> [WHAT IS NEEDED] Output the material below in its entirety, exactly as given.

> [SUPPLIED MATERIAL]
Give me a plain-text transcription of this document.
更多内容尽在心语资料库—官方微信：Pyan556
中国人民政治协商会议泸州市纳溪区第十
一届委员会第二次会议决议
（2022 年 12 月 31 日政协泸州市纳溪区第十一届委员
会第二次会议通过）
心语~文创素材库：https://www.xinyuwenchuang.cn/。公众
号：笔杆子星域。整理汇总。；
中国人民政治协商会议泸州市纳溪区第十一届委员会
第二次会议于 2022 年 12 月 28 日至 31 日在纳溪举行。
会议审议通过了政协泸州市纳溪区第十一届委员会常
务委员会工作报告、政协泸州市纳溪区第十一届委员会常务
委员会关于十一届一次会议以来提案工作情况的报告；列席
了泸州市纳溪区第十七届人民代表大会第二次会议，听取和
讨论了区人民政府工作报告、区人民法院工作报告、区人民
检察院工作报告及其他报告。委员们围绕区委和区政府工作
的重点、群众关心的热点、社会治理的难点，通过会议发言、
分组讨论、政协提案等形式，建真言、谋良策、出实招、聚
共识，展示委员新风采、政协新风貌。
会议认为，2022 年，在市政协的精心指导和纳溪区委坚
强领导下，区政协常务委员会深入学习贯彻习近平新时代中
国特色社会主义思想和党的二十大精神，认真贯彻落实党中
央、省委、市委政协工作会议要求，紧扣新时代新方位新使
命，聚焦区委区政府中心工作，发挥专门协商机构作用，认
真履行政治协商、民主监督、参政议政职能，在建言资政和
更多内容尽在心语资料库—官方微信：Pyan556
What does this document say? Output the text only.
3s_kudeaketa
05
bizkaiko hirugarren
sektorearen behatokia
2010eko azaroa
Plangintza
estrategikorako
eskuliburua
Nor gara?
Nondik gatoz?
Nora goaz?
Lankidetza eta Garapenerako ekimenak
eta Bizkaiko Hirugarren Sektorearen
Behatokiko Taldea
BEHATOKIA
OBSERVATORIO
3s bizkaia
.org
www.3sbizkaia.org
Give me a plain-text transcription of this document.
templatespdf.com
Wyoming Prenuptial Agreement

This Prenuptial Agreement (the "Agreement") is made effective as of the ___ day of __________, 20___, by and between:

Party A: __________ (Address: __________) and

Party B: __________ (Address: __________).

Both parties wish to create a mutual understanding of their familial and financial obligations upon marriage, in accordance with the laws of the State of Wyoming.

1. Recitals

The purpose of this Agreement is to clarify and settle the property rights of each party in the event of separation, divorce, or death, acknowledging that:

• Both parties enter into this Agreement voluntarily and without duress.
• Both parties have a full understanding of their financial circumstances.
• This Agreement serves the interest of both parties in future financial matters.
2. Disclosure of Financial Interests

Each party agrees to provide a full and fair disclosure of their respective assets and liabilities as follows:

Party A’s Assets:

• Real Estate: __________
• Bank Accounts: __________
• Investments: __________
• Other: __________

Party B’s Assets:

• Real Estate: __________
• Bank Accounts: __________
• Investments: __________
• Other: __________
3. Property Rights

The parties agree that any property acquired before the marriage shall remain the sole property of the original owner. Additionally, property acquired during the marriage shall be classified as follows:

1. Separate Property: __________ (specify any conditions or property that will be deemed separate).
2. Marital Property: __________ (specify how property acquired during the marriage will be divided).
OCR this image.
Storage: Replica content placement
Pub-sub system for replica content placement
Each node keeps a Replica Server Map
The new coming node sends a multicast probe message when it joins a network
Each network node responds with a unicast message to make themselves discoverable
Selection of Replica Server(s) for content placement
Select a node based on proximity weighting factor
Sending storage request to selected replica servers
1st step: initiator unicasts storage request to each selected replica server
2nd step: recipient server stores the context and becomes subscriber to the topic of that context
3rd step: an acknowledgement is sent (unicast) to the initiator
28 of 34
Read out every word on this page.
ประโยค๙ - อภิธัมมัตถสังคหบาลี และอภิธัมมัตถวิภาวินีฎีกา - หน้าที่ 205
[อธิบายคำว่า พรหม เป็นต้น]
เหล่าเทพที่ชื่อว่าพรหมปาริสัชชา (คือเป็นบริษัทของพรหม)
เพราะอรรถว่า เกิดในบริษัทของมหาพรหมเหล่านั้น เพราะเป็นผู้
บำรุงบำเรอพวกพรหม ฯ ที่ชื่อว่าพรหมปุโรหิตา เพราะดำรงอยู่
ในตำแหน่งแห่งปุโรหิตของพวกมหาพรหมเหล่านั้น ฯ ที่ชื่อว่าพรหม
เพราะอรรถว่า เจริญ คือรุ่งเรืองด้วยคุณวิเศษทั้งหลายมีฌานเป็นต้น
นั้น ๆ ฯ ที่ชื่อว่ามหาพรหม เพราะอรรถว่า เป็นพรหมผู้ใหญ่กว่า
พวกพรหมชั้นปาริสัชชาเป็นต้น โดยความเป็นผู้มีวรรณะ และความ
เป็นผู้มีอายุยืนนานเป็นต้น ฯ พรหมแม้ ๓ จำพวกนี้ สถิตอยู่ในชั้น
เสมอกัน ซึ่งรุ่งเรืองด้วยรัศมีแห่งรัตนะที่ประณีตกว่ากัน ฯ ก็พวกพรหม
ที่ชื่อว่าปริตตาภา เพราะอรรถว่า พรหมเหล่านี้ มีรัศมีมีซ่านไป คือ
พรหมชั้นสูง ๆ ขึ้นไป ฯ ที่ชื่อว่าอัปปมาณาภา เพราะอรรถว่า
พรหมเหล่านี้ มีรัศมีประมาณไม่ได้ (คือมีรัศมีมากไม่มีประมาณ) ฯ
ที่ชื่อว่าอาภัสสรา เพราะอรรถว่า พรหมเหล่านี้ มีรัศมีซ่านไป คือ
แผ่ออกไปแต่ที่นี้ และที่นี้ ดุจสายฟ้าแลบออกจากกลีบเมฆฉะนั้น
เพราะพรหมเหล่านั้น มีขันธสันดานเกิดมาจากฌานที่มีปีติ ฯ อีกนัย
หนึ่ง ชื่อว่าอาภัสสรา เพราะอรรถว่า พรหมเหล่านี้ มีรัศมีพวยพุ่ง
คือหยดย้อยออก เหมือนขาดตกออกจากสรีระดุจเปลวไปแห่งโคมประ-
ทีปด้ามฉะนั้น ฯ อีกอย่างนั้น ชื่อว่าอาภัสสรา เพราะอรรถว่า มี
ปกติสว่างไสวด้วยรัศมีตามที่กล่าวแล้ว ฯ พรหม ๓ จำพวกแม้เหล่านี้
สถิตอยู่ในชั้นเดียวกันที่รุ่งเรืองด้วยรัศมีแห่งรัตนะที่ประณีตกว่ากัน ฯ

> [ANSWER TO THIS TASK]
Give me a plain-text transcription of this document.
更多内容尽在心语资料库—官方微信：Pyan556
中国人民政治协商会议泸州市纳溪区第十
一届委员会第二次会议决议
（2022 年 12 月 31 日政协泸州市纳溪区第十一届委员
会第二次会议通过）
心语~文创素材库：https://www.xinyuwenchuang.cn/。公众
号：笔杆子星域。整理汇总。；
中国人民政治协商会议泸州市纳溪区第十一届委员会
第二次会议于 2022 年 12 月 28 日至 31 日在纳溪举行。
会议审议通过了政协泸州市纳溪区第十一届委员会常
务委员会工作报告、政协泸州市纳溪区第十一届委员会常务
委员会关于十一届一次会议以来提案工作情况的报告；列席
了泸州市纳溪区第十七届人民代表大会第二次会议，听取和
讨论了区人民政府工作报告、区人民法院工作报告、区人民
检察院工作报告及其他报告。委员们围绕区委和区政府工作
的重点、群众关心的热点、社会治理的难点，通过会议发言、
分组讨论、政协提案等形式，建真言、谋良策、出实招、聚
共识，展示委员新风采、政协新风貌。
会议认为，2022 年，在市政协的精心指导和纳溪区委坚
强领导下，区政协常务委员会深入学习贯彻习近平新时代中
国特色社会主义思想和党的二十大精神，认真贯彻落实党中
央、省委、市委政协工作会议要求，紧扣新时代新方位新使
命，聚焦区委区政府中心工作，发挥专门协商机构作用，认
真履行政治协商、民主监督、参政议政职能，在建言资政和
更多内容尽在心语资料库—官方微信：Pyan556
What does this document say? Output the text only.
3s_kudeaketa
05
bizkaiko hirugarren
sektorearen behatokia
2010eko azaroa
Plangintza
estrategikorako
eskuliburua
Nor gara?
Nondik gatoz?
Nora goaz?
Lankidetza eta Garapenerako ekimenak
eta Bizkaiko Hirugarren Sektorearen
Behatokiko Taldea
BEHATOKIA
OBSERVATORIO
3s bizkaia
.org
www.3sbizkaia.org
Give me a plain-text transcription of this document.
templatespdf.com
Wyoming Prenuptial Agreement

This Prenuptial Agreement (the "Agreement") is made effective as of the ___ day of __________, 20___, by and between:

Party A: __________ (Address: __________) and

Party B: __________ (Address: __________).

Both parties wish to create a mutual understanding of their familial and financial obligations upon marriage, in accordance with the laws of the State of Wyoming.

1. Recitals

The purpose of this Agreement is to clarify and settle the property rights of each party in the event of separation, divorce, or death, acknowledging that:

• Both parties enter into this Agreement voluntarily and without duress.
• Both parties have a full understanding of their financial circumstances.
• This Agreement serves the interest of both parties in future financial matters.
2. Disclosure of Financial Interests

Each party agrees to provide a full and fair disclosure of their respective assets and liabilities as follows:

Party A’s Assets:

• Real Estate: __________
• Bank Accounts: __________
• Investments: __________
• Other: __________

Party B’s Assets:

• Real Estate: __________
• Bank Accounts: __________
• Investments: __________
• Other: __________
3. Property Rights

The parties agree that any property acquired before the marriage shall remain the sole property of the original owner. Additionally, property acquired during the marriage shall be classified as follows:

1. Separate Property: __________ (specify any conditions or property that will be deemed separate).
2. Marital Property: __________ (specify how property acquired during the marriage will be divided).
OCR this image.
Storage: Replica content placement
Pub-sub system for replica content placement
Each node keeps a Replica Server Map
The new coming node sends a multicast probe message when it joins a network
Each network node responds with a unicast message to make themselves discoverable
Selection of Replica Server(s) for content placement
Select a node based on proximity weighting factor
Sending storage request to selected replica servers
1st step: initiator unicasts storage request to each selected replica server
2nd step: recipient server stores the context and becomes subscriber to the topic of that context
3rd step: an acknowledgement is sent (unicast) to the initiator
28 of 34
Read out every word on this page.
ประโยค๙ - อภิธัมมัตถสังคหบาลี และอภิธัมมัตถวิภาวินีฎีกา - หน้าที่ 205
[อธิบายคำว่า พรหม เป็นต้น]
เหล่าเทพที่ชื่อว่าพรหมปาริสัชชา (คือเป็นบริษัทของพรหม)
เพราะอรรถว่า เกิดในบริษัทของมหาพรหมเหล่านั้น เพราะเป็นผู้
บำรุงบำเรอพวกพรหม ฯ ที่ชื่อว่าพรหมปุโรหิตา เพราะดำรงอยู่
ในตำแหน่งแห่งปุโรหิตของพวกมหาพรหมเหล่านั้น ฯ ที่ชื่อว่าพรหม
เพราะอรรถว่า เจริญ คือรุ่งเรืองด้วยคุณวิเศษทั้งหลายมีฌานเป็นต้น
นั้น ๆ ฯ ที่ชื่อว่ามหาพรหม เพราะอรรถว่า เป็นพรหมผู้ใหญ่กว่า
พวกพรหมชั้นปาริสัชชาเป็นต้น โดยความเป็นผู้มีวรรณะ และความ
เป็นผู้มีอายุยืนนานเป็นต้น ฯ พรหมแม้ ๓ จำพวกนี้ สถิตอยู่ในชั้น
เสมอกัน ซึ่งรุ่งเรืองด้วยรัศมีแห่งรัตนะที่ประณีตกว่ากัน ฯ ก็พวกพรหม
ที่ชื่อว่าปริตตาภา เพราะอรรถว่า พรหมเหล่านี้ มีรัศมีมีซ่านไป คือ
พรหมชั้นสูง ๆ ขึ้นไป ฯ ที่ชื่อว่าอัปปมาณาภา เพราะอรรถว่า
พรหมเหล่านี้ มีรัศมีประมาณไม่ได้ (คือมีรัศมีมากไม่มีประมาณ) ฯ
ที่ชื่อว่าอาภัสสรา เพราะอรรถว่า พรหมเหล่านี้ มีรัศมีซ่านไป คือ
แผ่ออกไปแต่ที่นี้ และที่นี้ ดุจสายฟ้าแลบออกจากกลีบเมฆฉะนั้น
เพราะพรหมเหล่านั้น มีขันธสันดานเกิดมาจากฌานที่มีปีติ ฯ อีกนัย
หนึ่ง ชื่อว่าอาภัสสรา เพราะอรรถว่า พรหมเหล่านี้ มีรัศมีพวยพุ่ง
คือหยดย้อยออก เหมือนขาดตกออกจากสรีระดุจเปลวไปแห่งโคมประ-
ทีปด้ามฉะนั้น ฯ อีกอย่างนั้น ชื่อว่าอาภัสสรา เพราะอรรถว่า มี
ปกติสว่างไสวด้วยรัศมีตามที่กล่าวแล้ว ฯ พรหม ๓ จำพวกแม้เหล่านี้
สถิตอยู่ในชั้นเดียวกันที่รุ่งเรืองด้วยรัศมีแห่งรัตนะที่ประณีตกว่ากัน ฯ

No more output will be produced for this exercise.